** Begin **

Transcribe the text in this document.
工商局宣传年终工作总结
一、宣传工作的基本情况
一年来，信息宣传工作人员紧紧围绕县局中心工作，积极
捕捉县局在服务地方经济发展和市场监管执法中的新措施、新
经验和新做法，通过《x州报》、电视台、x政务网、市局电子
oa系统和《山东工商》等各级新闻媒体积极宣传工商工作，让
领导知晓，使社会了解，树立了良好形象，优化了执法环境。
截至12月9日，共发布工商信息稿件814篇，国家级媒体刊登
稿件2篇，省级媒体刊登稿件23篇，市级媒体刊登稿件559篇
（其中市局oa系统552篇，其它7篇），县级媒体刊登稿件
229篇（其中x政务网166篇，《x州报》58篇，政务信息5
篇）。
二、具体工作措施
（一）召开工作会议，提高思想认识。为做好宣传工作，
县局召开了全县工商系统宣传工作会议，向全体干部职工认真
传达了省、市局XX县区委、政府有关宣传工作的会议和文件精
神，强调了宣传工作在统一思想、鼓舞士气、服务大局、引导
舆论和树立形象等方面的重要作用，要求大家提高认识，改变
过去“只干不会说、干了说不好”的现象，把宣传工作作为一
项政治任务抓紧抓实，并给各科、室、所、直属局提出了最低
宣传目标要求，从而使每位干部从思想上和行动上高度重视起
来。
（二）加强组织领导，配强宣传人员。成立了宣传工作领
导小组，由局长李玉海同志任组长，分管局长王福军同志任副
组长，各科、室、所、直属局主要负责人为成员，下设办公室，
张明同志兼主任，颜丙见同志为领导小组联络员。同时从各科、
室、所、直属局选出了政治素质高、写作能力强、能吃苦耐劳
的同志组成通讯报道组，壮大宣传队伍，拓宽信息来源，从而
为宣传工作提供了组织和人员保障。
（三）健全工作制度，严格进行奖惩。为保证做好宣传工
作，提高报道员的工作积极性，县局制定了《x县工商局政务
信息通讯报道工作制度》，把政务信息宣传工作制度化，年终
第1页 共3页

** End **

GIVEN INSTRUCTION |
Go through the entries and repeat each one exactly.

TASK RESULT |
Transcribe the text in this document.
工商局宣传年终工作总结
一、宣传工作的基本情况
一年来，信息宣传工作人员紧紧围绕县局中心工作，积极
捕捉县局在服务地方经济发展和市场监管执法中的新措施、新
经验和新做法，通过《x州报》、电视台、x政务网、市局电子
oa系统和《山东工商》等各级新闻媒体积极宣传工商工作，让
领导知晓，使社会了解，树立了良好形象，优化了执法环境。
截至12月9日，共发布工商信息稿件814篇，国家级媒体刊登
稿件2篇，省级媒体刊登稿件23篇，市级媒体刊登稿件559篇
（其中市局oa系统552篇，其它7篇），县级媒体刊登稿件
229篇（其中x政务网166篇，《x州报》58篇，政务信息5
篇）。
二、具体工作措施
（一）召开工作会议，提高思想认识。为做好宣传工作，
县局召开了全县工商系统宣传工作会议，向全体干部职工认真
传达了省、市局XX县区委、政府有关宣传工作的会议和文件精
神，强调了宣传工作在统一思想、鼓舞士气、服务大局、引导
舆论和树立形象等方面的重要作用，要求大家提高认识，改变
过去“只干不会说、干了说不好”的现象，把宣传工作作为一
项政治任务抓紧抓实，并给各科、室、所、直属局提出了最低
宣传目标要求，从而使每位干部从思想上和行动上高度重视起
来。
（二）加强组织领导，配强宣传人员。成立了宣传工作领
导小组，由局长李玉海同志任组长，分管局长王福军同志任副
组长，各科、室、所、直属局主要负责人为成员，下设办公室，
张明同志兼主任，颜丙见同志为领导小组联络员。同时从各科、
室、所、直属局选出了政治素质高、写作能力强、能吃苦耐劳
的同志组成通讯报道组，壮大宣传队伍，拓宽信息来源，从而
为宣传工作提供了组织和人员保障。
（三）健全工作制度，严格进行奖惩。为保证做好宣传工
作，提高报道员的工作积极性，县局制定了《x县工商局政务
信息通讯报道工作制度》，把政务信息宣传工作制度化，年终
第1页 共3页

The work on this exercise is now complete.